• _Set problem_:
Copy down all of the data underneath, exactly as shown.

(Records from a dataset)
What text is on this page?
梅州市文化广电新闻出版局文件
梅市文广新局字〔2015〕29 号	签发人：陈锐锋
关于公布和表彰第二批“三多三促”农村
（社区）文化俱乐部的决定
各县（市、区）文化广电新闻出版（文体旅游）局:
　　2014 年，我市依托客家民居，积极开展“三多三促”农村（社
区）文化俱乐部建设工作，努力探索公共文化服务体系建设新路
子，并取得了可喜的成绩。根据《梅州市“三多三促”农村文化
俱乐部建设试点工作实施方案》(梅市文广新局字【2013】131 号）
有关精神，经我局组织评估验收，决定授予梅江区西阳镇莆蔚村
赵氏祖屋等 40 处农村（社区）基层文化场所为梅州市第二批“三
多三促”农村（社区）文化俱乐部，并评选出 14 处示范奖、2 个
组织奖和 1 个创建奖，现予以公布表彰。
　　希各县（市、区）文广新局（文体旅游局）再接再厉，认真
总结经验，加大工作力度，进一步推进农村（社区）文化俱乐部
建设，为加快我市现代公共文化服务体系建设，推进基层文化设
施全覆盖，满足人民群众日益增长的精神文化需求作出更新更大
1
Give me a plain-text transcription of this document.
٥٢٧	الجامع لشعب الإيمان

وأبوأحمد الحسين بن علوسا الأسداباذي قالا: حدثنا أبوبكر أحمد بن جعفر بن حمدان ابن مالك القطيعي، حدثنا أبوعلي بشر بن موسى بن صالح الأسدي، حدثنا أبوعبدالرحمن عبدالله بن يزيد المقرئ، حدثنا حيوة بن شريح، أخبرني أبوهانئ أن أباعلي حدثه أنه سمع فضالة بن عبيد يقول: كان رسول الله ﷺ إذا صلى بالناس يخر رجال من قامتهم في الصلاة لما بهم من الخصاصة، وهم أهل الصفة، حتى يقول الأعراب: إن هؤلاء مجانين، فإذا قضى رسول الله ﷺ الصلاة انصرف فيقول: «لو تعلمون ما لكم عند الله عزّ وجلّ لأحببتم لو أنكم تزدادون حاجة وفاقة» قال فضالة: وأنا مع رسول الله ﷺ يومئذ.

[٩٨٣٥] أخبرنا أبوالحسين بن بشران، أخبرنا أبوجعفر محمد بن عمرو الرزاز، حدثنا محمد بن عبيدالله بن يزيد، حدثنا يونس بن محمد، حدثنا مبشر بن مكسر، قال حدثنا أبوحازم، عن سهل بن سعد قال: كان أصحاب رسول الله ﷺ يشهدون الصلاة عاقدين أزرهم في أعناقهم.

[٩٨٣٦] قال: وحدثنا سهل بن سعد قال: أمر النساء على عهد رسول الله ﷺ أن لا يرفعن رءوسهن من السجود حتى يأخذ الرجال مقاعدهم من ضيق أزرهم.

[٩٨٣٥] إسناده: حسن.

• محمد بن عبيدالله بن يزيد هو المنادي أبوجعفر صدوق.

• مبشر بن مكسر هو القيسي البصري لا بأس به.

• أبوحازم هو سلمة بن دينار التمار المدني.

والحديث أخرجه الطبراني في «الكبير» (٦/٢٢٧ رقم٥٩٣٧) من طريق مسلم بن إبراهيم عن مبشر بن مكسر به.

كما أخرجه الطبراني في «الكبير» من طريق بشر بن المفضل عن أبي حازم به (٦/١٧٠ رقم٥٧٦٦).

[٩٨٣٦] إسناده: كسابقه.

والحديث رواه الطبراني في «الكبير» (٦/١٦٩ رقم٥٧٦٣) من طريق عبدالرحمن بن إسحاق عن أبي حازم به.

• _Complete output_:
What text is on this page?
梅州市文化广电新闻出版局文件
梅市文广新局字〔2015〕29 号	签发人：陈锐锋
关于公布和表彰第二批“三多三促”农村
（社区）文化俱乐部的决定
各县（市、区）文化广电新闻出版（文体旅游）局:
　　2014 年，我市依托客家民居，积极开展“三多三促”农村（社
区）文化俱乐部建设工作，努力探索公共文化服务体系建设新路
子，并取得了可喜的成绩。根据《梅州市“三多三促”农村文化
俱乐部建设试点工作实施方案》(梅市文广新局字【2013】131 号）
有关精神，经我局组织评估验收，决定授予梅江区西阳镇莆蔚村
赵氏祖屋等 40 处农村（社区）基层文化场所为梅州市第二批“三
多三促”农村（社区）文化俱乐部，并评选出 14 处示范奖、2 个
组织奖和 1 个创建奖，现予以公布表彰。
　　希各县（市、区）文广新局（文体旅游局）再接再厉，认真
总结经验，加大工作力度，进一步推进农村（社区）文化俱乐部
建设，为加快我市现代公共文化服务体系建设，推进基层文化设
施全覆盖，满足人民群众日益增长的精神文化需求作出更新更大
1
Give me a plain-text transcription of this document.
٥٢٧	الجامع لشعب الإيمان

وأبوأحمد الحسين بن علوسا الأسداباذي قالا: حدثنا أبوبكر أحمد بن جعفر بن حمدان ابن مالك القطيعي، حدثنا أبوعلي بشر بن موسى بن صالح الأسدي، حدثنا أبوعبدالرحمن عبدالله بن يزيد المقرئ، حدثنا حيوة بن شريح، أخبرني أبوهانئ أن أباعلي حدثه أنه سمع فضالة بن عبيد يقول: كان رسول الله ﷺ إذا صلى بالناس يخر رجال من قامتهم في الصلاة لما بهم من الخصاصة، وهم أهل الصفة، حتى يقول الأعراب: إن هؤلاء مجانين، فإذا قضى رسول الله ﷺ الصلاة انصرف فيقول: «لو تعلمون ما لكم عند الله عزّ وجلّ لأحببتم لو أنكم تزدادون حاجة وفاقة» قال فضالة: وأنا مع رسول الله ﷺ يومئذ.

[٩٨٣٥] أخبرنا أبوالحسين بن بشران، أخبرنا أبوجعفر محمد بن عمرو الرزاز، حدثنا محمد بن عبيدالله بن يزيد، حدثنا يونس بن محمد، حدثنا مبشر بن مكسر، قال حدثنا أبوحازم، عن سهل بن سعد قال: كان أصحاب رسول الله ﷺ يشهدون الصلاة عاقدين أزرهم في أعناقهم.

[٩٨٣٦] قال: وحدثنا سهل بن سعد قال: أمر النساء على عهد رسول الله ﷺ أن لا يرفعن رءوسهن من السجود حتى يأخذ الرجال مقاعدهم من ضيق أزرهم.

[٩٨٣٥] إسناده: حسن.

• محمد بن عبيدالله بن يزيد هو المنادي أبوجعفر صدوق.

• مبشر بن مكسر هو القيسي البصري لا بأس به.

• أبوحازم هو سلمة بن دينار التمار المدني.

والحديث أخرجه الطبراني في «الكبير» (٦/٢٢٧ رقم٥٩٣٧) من طريق مسلم بن إبراهيم عن مبشر بن مكسر به.

كما أخرجه الطبراني في «الكبير» من طريق بشر بن المفضل عن أبي حازم به (٦/١٧٠ رقم٥٧٦٦).

[٩٨٣٦] إسناده: كسابقه.

والحديث رواه الطبراني في «الكبير» (٦/١٦٩ رقم٥٧٦٣) من طريق عبدالرحمن بن إسحاق عن أبي حازم به.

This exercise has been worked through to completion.